Start of Extracted records

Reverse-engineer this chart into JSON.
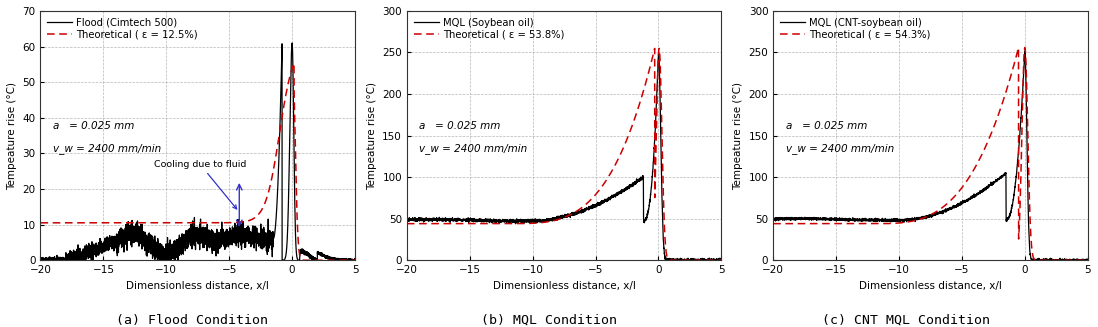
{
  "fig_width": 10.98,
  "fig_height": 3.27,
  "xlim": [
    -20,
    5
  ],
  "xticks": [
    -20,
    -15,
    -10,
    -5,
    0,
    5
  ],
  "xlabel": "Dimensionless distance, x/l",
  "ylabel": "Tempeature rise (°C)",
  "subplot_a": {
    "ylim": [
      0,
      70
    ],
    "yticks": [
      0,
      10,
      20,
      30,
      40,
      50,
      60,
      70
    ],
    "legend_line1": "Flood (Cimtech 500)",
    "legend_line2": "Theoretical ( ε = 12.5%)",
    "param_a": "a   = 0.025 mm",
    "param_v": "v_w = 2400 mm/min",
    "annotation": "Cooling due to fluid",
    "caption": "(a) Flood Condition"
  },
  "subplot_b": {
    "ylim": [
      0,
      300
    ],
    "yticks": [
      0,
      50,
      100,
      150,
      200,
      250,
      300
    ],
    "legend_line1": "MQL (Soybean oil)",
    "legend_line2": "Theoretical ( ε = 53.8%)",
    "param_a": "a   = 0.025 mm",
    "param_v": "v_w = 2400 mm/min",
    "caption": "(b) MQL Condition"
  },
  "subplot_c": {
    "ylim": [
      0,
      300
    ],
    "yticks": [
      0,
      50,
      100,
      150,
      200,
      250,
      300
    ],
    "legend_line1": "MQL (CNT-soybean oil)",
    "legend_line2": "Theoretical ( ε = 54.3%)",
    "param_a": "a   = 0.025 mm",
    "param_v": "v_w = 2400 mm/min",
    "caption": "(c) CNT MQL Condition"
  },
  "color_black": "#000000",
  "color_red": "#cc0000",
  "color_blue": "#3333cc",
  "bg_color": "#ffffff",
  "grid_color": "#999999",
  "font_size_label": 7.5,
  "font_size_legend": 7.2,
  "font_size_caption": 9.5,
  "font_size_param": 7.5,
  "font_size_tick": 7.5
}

End of Extracted records
Start of Extracted records

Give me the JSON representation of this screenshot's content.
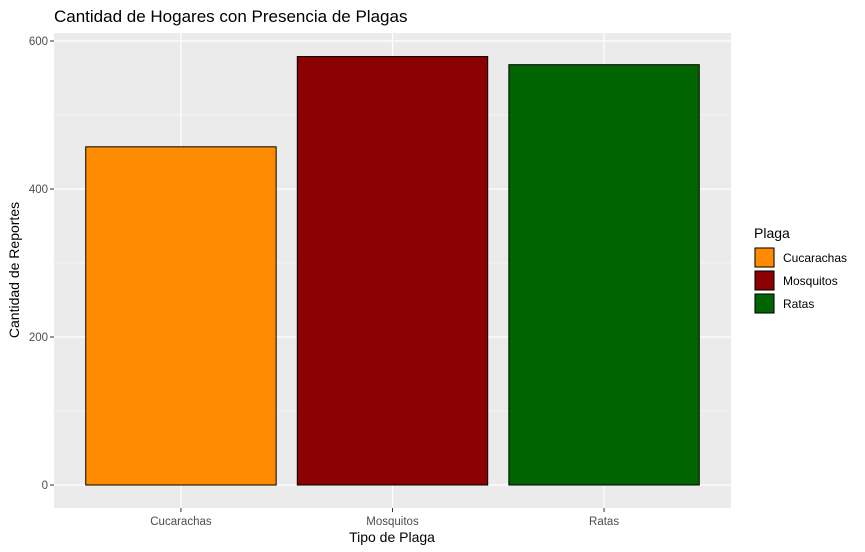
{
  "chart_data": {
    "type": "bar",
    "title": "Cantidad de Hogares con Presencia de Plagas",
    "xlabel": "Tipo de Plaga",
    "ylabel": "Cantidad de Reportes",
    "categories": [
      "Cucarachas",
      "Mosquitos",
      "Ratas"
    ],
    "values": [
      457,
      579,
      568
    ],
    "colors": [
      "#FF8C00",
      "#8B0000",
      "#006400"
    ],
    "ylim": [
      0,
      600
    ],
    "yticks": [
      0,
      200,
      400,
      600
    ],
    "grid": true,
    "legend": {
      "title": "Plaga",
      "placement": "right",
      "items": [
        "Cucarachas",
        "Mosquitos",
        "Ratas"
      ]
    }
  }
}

End of Extracted records

* [Your objective]:
State how many lines in the records above contain the word "xlabel", giving only the number.

* [Expected answer]:
2